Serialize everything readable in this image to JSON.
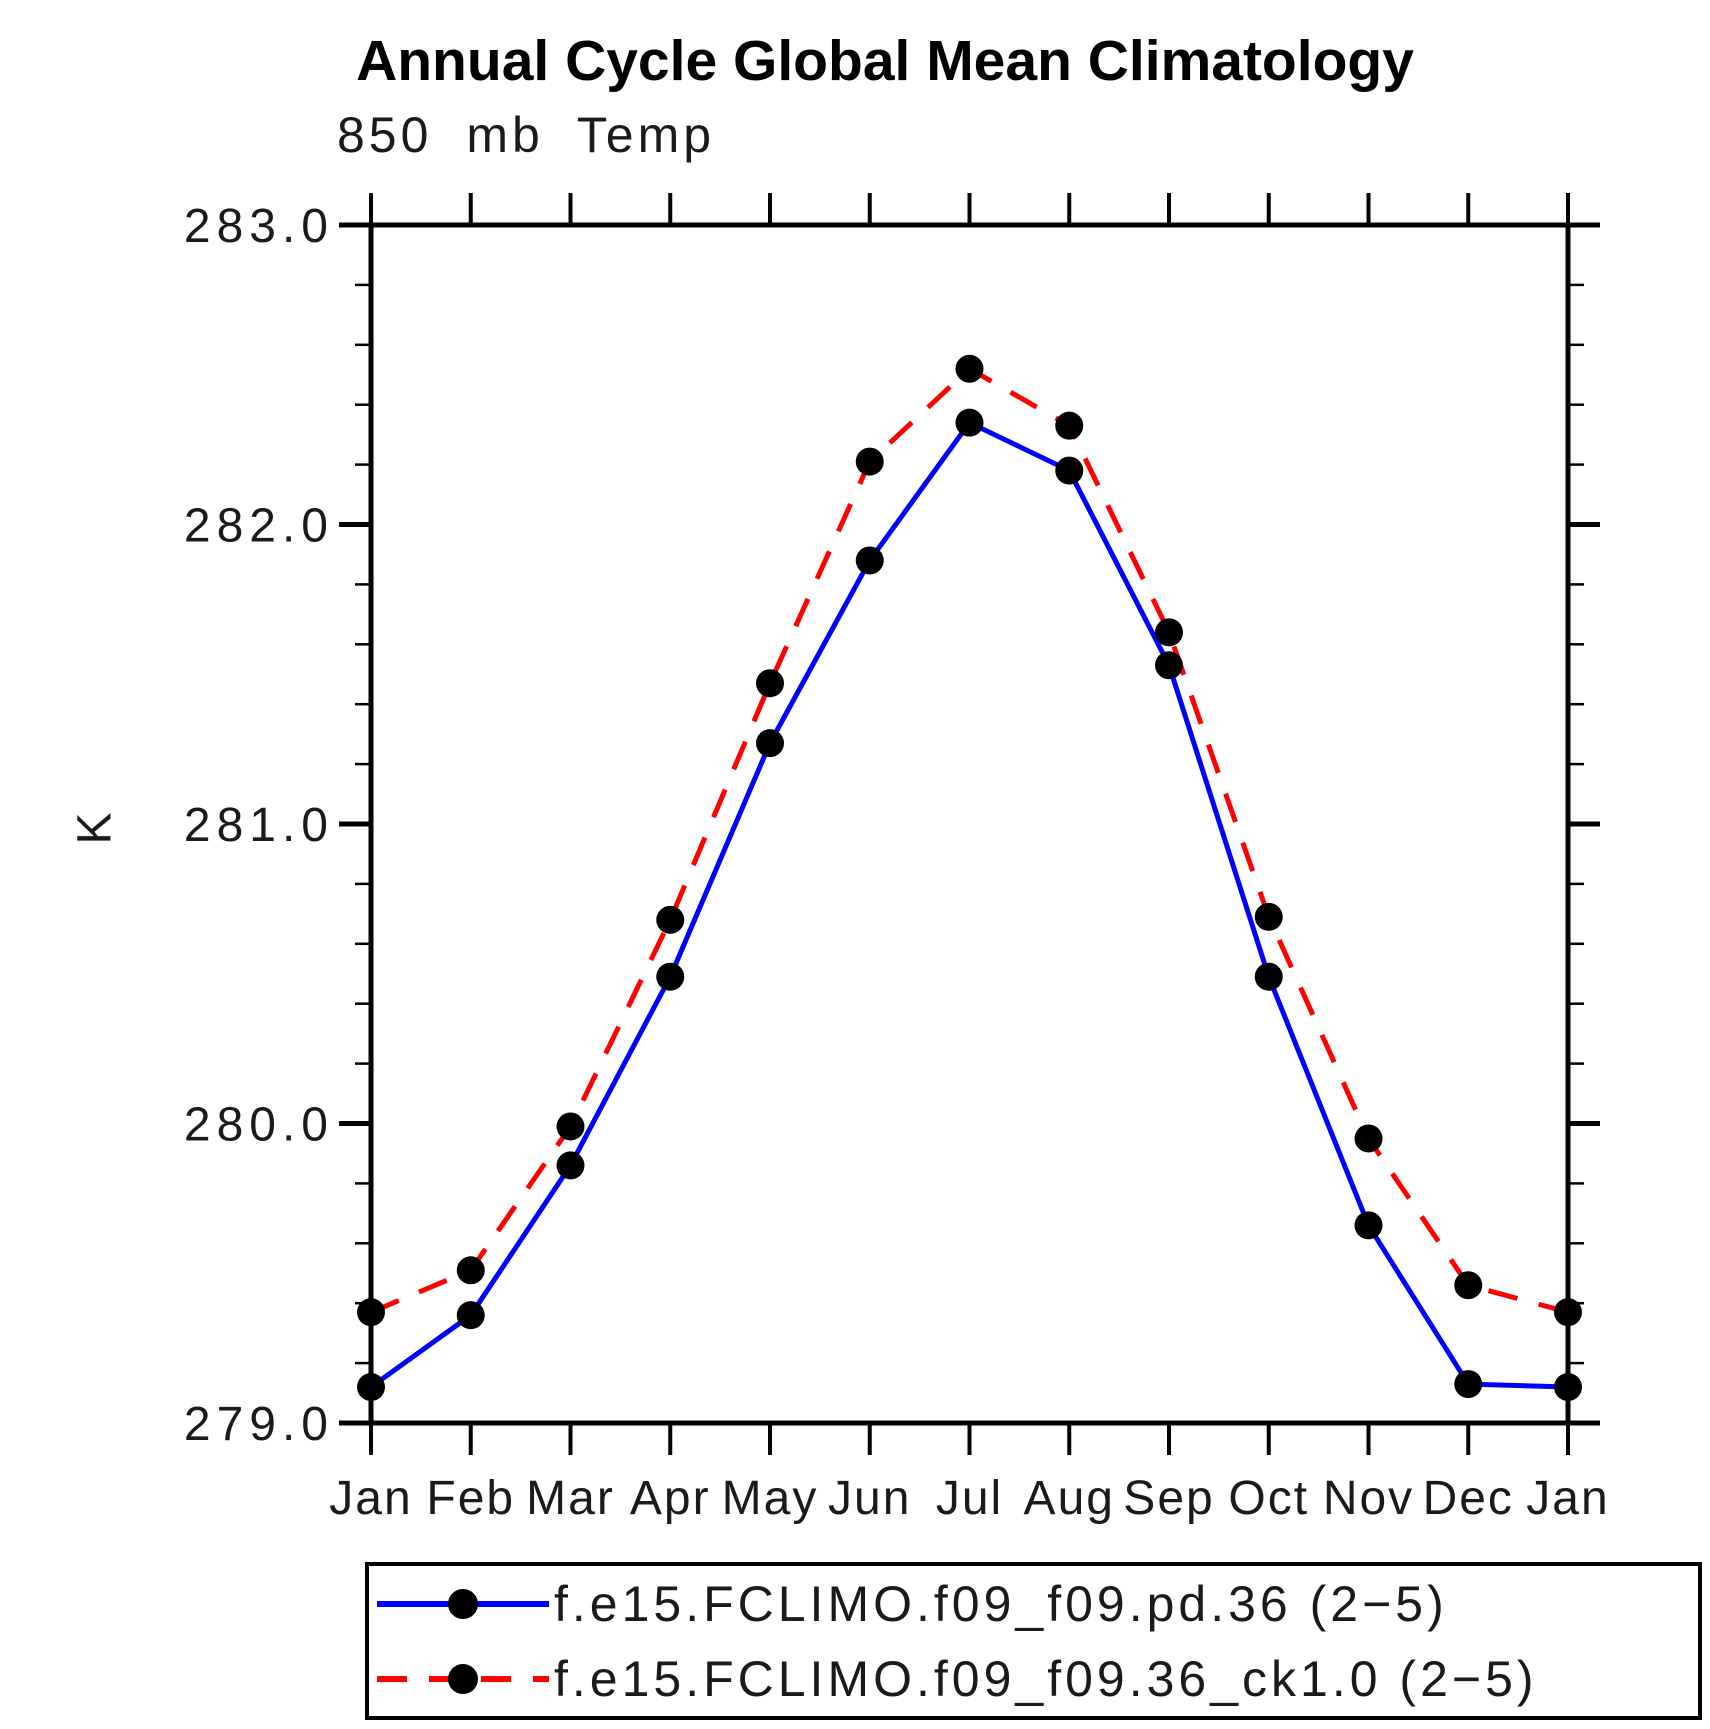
{
  "chart_data": {
    "type": "line",
    "title": "Annual Cycle Global Mean Climatology",
    "subtitle": "850 mb Temp",
    "ylabel": "K",
    "xlabel": "",
    "categories": [
      "Jan",
      "Feb",
      "Mar",
      "Apr",
      "May",
      "Jun",
      "Jul",
      "Aug",
      "Sep",
      "Oct",
      "Nov",
      "Dec",
      "Jan"
    ],
    "ylim": [
      279.0,
      283.0
    ],
    "yticks": [
      279.0,
      280.0,
      281.0,
      282.0,
      283.0
    ],
    "ytick_labels": [
      "279.0",
      "280.0",
      "281.0",
      "282.0",
      "283.0"
    ],
    "y_minor_step": 0.2,
    "grid": "off",
    "legend_position": "bottom",
    "series": [
      {
        "name": "f.e15.FCLIMO.f09_f09.pd.36 (2−5)",
        "color": "#0000ff",
        "line_style": "solid",
        "marker": "filled-circle",
        "marker_color": "#000000",
        "values": [
          279.12,
          279.36,
          279.86,
          280.49,
          281.27,
          281.88,
          282.34,
          282.18,
          281.53,
          280.49,
          279.66,
          279.13,
          279.12
        ]
      },
      {
        "name": "f.e15.FCLIMO.f09_f09.36_ck1.0 (2−5)",
        "color": "#ff0000",
        "line_style": "dashed",
        "marker": "filled-circle",
        "marker_color": "#000000",
        "values": [
          279.37,
          279.51,
          279.99,
          280.68,
          281.47,
          282.21,
          282.52,
          282.33,
          281.64,
          280.69,
          279.95,
          279.46,
          279.37
        ]
      }
    ]
  },
  "colors": {
    "axis": "#000000",
    "background": "#ffffff"
  }
}
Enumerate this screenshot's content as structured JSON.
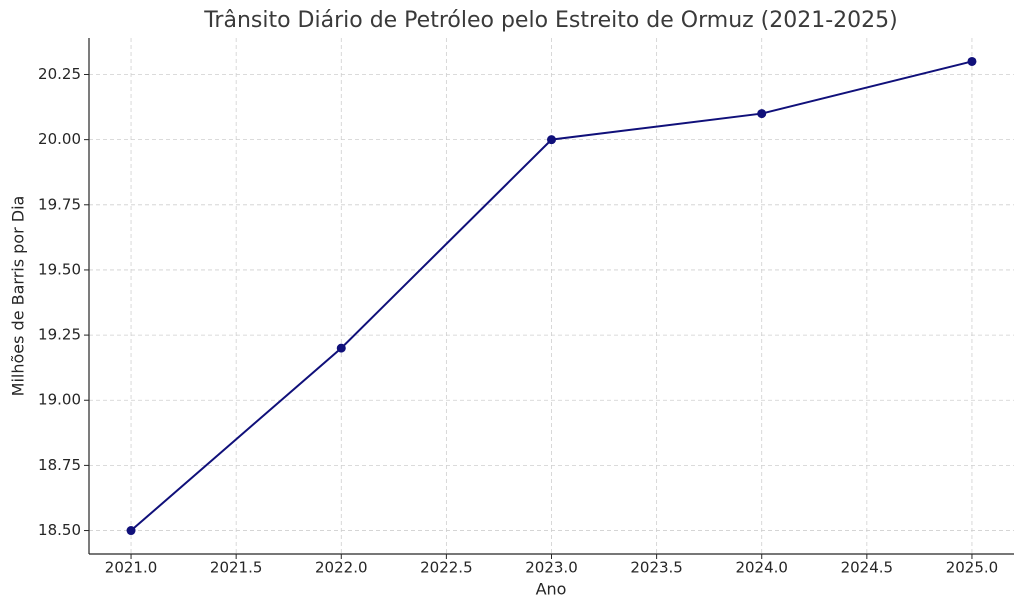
{
  "chart_data": {
    "type": "line",
    "title": "Trânsito Diário de Petróleo pelo Estreito de Ormuz (2021-2025)",
    "xlabel": "Ano",
    "ylabel": "Milhões de Barris por Dia",
    "x": [
      2021,
      2022,
      2023,
      2024,
      2025
    ],
    "series": [
      {
        "name": "Trânsito",
        "color": "#10107a",
        "values": [
          18.5,
          19.2,
          20.0,
          20.1,
          20.3
        ]
      }
    ],
    "xlim": [
      2020.8,
      2025.2
    ],
    "ylim": [
      18.41,
      20.39
    ],
    "xticks": [
      {
        "value": 2021,
        "label": "2021.0"
      },
      {
        "value": 2021.5,
        "label": "2021.5"
      },
      {
        "value": 2022,
        "label": "2022.0"
      },
      {
        "value": 2022.5,
        "label": "2022.5"
      },
      {
        "value": 2023,
        "label": "2023.0"
      },
      {
        "value": 2023.5,
        "label": "2023.5"
      },
      {
        "value": 2024,
        "label": "2024.0"
      },
      {
        "value": 2024.5,
        "label": "2024.5"
      },
      {
        "value": 2025,
        "label": "2025.0"
      }
    ],
    "yticks": [
      {
        "value": 18.5,
        "label": "18.50"
      },
      {
        "value": 18.75,
        "label": "18.75"
      },
      {
        "value": 19,
        "label": "19.00"
      },
      {
        "value": 19.25,
        "label": "19.25"
      },
      {
        "value": 19.5,
        "label": "19.50"
      },
      {
        "value": 19.75,
        "label": "19.75"
      },
      {
        "value": 20,
        "label": "20.00"
      },
      {
        "value": 20.25,
        "label": "20.25"
      }
    ],
    "grid": true
  }
}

-----

→ **Problem details**
Every record above should be written out again without change, except that the pictures are left out.

→ **Task response**
Serialize everything readable in this image to JSON.
{
  "chart_data": {
    "type": "line",
    "title": "Annual Cycle Global Mean Climatology",
    "subtitle": "850 mb Temp",
    "ylabel": "K",
    "xlabel": "",
    "categories": [
      "Jan",
      "Feb",
      "Mar",
      "Apr",
      "May",
      "Jun",
      "Jul",
      "Aug",
      "Sep",
      "Oct",
      "Nov",
      "Dec",
      "Jan"
    ],
    "ylim": [
      279.0,
      283.0
    ],
    "yticks": [
      279.0,
      280.0,
      281.0,
      282.0,
      283.0
    ],
    "ytick_labels": [
      "279.0",
      "280.0",
      "281.0",
      "282.0",
      "283.0"
    ],
    "y_minor_step": 0.2,
    "grid": "off",
    "legend_position": "bottom",
    "series": [
      {
        "name": "f.e15.FCLIMO.f09_f09.pd.36 (2−5)",
        "color": "#0000ff",
        "line_style": "solid",
        "marker": "filled-circle",
        "marker_color": "#000000",
        "values": [
          279.12,
          279.36,
          279.86,
          280.49,
          281.27,
          281.88,
          282.34,
          282.18,
          281.53,
          280.49,
          279.66,
          279.13,
          279.12
        ]
      },
      {
        "name": "f.e15.FCLIMO.f09_f09.36_ck1.0 (2−5)",
        "color": "#ff0000",
        "line_style": "dashed",
        "marker": "filled-circle",
        "marker_color": "#000000",
        "values": [
          279.37,
          279.51,
          279.99,
          280.68,
          281.47,
          282.21,
          282.52,
          282.33,
          281.64,
          280.69,
          279.95,
          279.46,
          279.37
        ]
      }
    ]
  },
  "colors": {
    "axis": "#000000",
    "background": "#ffffff"
  }
}
Enumerate this screenshot's content as structured JSON.
{
  "chart_data": {
    "type": "line",
    "title": "Trânsito Diário de Petróleo pelo Estreito de Ormuz (2021-2025)",
    "xlabel": "Ano",
    "ylabel": "Milhões de Barris por Dia",
    "x": [
      2021,
      2022,
      2023,
      2024,
      2025
    ],
    "series": [
      {
        "name": "Trânsito",
        "color": "#10107a",
        "values": [
          18.5,
          19.2,
          20.0,
          20.1,
          20.3
        ]
      }
    ],
    "xlim": [
      2020.8,
      2025.2
    ],
    "ylim": [
      18.41,
      20.39
    ],
    "xticks": [
      {
        "value": 2021,
        "label": "2021.0"
      },
      {
        "value": 2021.5,
        "label": "2021.5"
      },
      {
        "value": 2022,
        "label": "2022.0"
      },
      {
        "value": 2022.5,
        "label": "2022.5"
      },
      {
        "value": 2023,
        "label": "2023.0"
      },
      {
        "value": 2023.5,
        "label": "2023.5"
      },
      {
        "value": 2024,
        "label": "2024.0"
      },
      {
        "value": 2024.5,
        "label": "2024.5"
      },
      {
        "value": 2025,
        "label": "2025.0"
      }
    ],
    "yticks": [
      {
        "value": 18.5,
        "label": "18.50"
      },
      {
        "value": 18.75,
        "label": "18.75"
      },
      {
        "value": 19,
        "label": "19.00"
      },
      {
        "value": 19.25,
        "label": "19.25"
      },
      {
        "value": 19.5,
        "label": "19.50"
      },
      {
        "value": 19.75,
        "label": "19.75"
      },
      {
        "value": 20,
        "label": "20.00"
      },
      {
        "value": 20.25,
        "label": "20.25"
      }
    ],
    "grid": true
  }
}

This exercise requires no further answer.